WHAT TO WORK ON
Substitute "bounding box" for "bbox" in the listing lines starting with the line that contains "UI element localization: list" and going on through the line that contains "x-tick-label-1: 0.5 (525, 441, 550, 450)", keeping all else unchanged. Give only those lines, without the pictures.

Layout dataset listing
—————

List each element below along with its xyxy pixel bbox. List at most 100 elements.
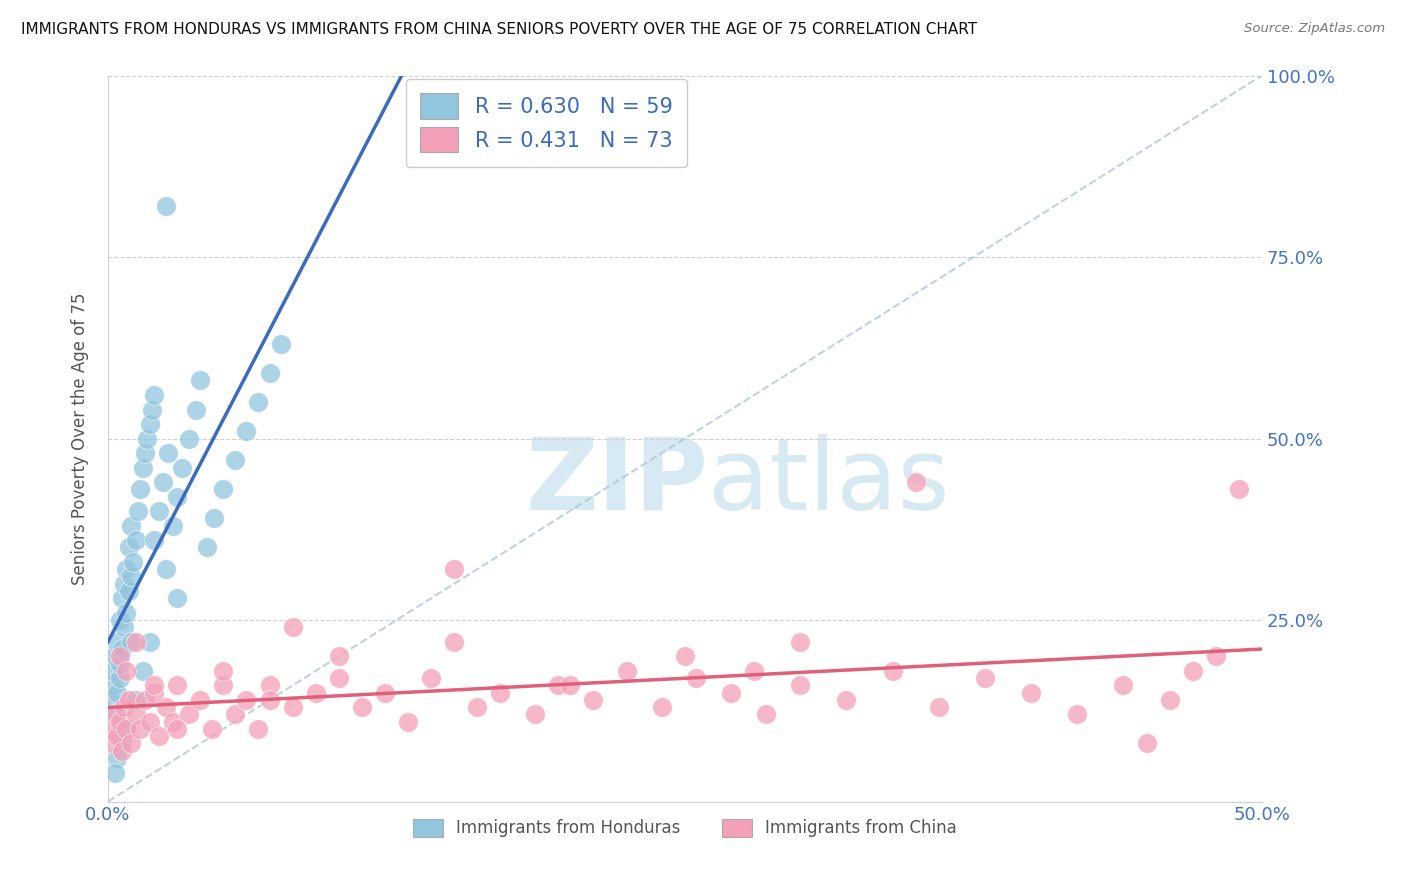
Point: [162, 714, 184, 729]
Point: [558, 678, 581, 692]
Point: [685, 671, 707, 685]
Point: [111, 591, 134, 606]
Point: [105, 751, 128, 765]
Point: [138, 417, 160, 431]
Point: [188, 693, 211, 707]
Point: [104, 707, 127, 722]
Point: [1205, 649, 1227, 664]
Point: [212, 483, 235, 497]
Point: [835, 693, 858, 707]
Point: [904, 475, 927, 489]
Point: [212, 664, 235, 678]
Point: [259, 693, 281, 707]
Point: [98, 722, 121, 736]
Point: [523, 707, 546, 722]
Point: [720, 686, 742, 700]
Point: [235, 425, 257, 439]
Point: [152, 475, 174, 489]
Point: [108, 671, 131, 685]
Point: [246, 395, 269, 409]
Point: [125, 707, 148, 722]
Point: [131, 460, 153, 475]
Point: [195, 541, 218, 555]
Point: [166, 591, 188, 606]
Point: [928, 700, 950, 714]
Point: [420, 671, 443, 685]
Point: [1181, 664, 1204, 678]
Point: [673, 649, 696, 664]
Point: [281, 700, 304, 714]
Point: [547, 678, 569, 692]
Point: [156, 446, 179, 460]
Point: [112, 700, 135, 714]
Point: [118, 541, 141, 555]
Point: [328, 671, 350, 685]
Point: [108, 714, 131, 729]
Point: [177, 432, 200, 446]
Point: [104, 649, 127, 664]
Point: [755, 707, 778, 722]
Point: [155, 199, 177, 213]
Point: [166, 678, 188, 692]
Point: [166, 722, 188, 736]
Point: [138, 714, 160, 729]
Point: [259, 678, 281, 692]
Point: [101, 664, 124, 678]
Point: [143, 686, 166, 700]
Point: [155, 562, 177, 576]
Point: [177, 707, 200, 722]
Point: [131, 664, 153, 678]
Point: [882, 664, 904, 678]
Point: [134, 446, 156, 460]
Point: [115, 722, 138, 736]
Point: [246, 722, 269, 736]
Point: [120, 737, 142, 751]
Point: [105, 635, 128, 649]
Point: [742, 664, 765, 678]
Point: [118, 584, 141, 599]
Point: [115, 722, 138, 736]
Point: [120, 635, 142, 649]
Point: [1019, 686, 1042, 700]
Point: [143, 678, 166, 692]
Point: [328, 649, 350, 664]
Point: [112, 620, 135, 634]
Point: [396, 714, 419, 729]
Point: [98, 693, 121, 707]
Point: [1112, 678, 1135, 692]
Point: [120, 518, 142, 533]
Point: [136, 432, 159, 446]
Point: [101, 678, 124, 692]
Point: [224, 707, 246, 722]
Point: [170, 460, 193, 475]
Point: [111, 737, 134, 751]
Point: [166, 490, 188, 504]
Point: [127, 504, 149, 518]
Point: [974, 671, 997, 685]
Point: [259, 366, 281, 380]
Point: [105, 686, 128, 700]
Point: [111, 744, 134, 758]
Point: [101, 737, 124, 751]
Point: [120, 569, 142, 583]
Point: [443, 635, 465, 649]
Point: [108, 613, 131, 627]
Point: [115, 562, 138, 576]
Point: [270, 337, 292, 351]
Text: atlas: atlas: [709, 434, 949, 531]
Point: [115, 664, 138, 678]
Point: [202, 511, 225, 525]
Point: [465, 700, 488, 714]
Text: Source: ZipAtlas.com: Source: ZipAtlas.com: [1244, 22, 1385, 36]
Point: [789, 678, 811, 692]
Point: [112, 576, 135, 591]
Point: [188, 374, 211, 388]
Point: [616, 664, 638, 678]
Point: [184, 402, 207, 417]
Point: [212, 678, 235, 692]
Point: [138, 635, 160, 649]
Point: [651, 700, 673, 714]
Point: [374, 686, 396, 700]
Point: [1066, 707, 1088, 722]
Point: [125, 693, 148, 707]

—————

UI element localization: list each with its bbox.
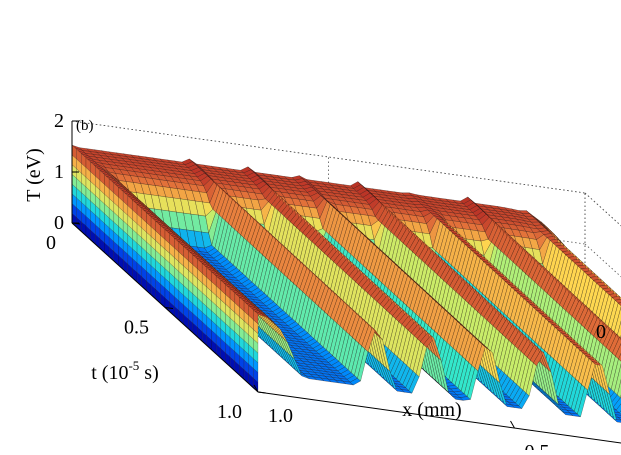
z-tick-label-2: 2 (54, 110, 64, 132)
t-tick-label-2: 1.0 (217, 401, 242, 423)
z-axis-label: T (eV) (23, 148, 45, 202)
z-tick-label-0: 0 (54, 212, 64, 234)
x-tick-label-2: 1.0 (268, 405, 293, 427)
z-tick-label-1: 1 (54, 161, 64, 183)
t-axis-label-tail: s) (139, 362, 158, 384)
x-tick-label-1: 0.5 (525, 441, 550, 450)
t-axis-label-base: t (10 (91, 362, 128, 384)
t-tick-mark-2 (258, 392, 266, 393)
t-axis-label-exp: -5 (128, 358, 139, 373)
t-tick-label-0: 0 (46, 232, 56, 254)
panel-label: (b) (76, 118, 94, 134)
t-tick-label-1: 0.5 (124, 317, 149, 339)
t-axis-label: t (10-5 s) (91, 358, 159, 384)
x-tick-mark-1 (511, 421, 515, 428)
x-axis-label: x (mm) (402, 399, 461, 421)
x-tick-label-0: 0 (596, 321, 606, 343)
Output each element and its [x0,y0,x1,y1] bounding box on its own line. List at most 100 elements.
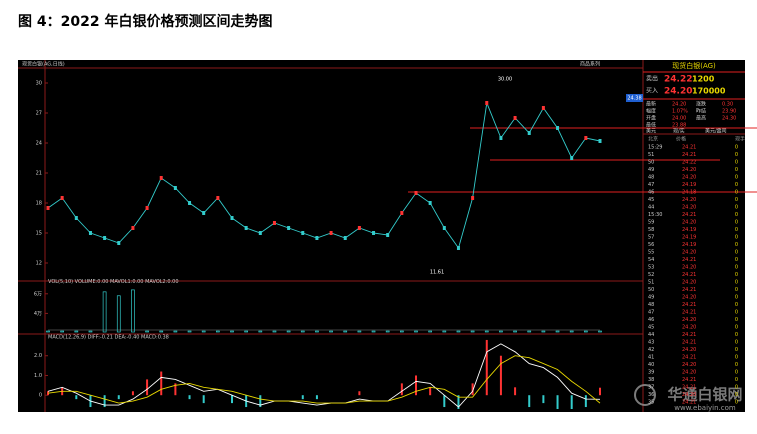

—————

RESPONSE TO THIS TASK
UI element localization: list each with its bounding box.
z-tick-label-2: 2 (54, 110, 64, 132)
t-tick-label-2: 1.0 (217, 401, 242, 423)
z-axis-label: T (eV) (23, 148, 45, 202)
z-tick-label-0: 0 (54, 212, 64, 234)
x-tick-label-2: 1.0 (268, 405, 293, 427)
z-tick-label-1: 1 (54, 161, 64, 183)
t-axis-label-tail: s) (139, 362, 158, 384)
x-tick-label-1: 0.5 (525, 441, 550, 450)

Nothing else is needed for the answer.